PROBLEM TO WORK ON
Search the records below for the word "color". Pull out each line that has it.

-- START OF RECORDS TO USE --

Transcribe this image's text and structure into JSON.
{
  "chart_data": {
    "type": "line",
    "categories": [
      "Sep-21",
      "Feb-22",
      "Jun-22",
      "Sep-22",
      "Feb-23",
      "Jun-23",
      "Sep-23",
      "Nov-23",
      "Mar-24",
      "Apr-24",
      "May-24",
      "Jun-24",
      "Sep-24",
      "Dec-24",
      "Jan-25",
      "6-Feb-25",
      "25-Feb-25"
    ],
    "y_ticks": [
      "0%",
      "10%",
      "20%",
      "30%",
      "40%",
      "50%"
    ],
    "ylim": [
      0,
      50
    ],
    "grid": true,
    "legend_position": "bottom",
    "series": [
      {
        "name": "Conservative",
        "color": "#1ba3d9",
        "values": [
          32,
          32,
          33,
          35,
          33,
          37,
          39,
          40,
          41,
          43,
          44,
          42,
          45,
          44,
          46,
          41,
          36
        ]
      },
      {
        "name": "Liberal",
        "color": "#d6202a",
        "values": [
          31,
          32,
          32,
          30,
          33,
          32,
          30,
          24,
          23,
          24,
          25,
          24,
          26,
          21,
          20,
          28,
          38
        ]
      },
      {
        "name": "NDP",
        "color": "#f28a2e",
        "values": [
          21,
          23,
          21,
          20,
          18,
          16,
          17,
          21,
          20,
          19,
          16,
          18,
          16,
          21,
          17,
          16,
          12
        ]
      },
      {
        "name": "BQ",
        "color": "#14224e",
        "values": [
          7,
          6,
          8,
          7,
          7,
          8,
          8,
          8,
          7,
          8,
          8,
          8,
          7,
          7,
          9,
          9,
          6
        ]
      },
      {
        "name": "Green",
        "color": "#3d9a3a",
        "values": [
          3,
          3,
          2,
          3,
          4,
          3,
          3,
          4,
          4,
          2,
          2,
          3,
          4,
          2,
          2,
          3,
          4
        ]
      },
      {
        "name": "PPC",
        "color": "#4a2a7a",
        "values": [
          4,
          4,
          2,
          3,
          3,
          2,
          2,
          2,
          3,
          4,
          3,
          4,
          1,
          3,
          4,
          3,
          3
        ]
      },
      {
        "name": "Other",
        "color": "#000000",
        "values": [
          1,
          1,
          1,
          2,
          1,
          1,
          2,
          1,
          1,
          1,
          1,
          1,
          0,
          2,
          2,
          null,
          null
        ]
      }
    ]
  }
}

-- END OF RECORDS TO USE --

RESPONSE FOR THIS EXERCISE
        "color": "#1ba3d9",
        "color": "#d6202a",
        "color": "#f28a2e",
        "color": "#14224e",
        "color": "#3d9a3a",
        "color": "#4a2a7a",
        "color": "#000000",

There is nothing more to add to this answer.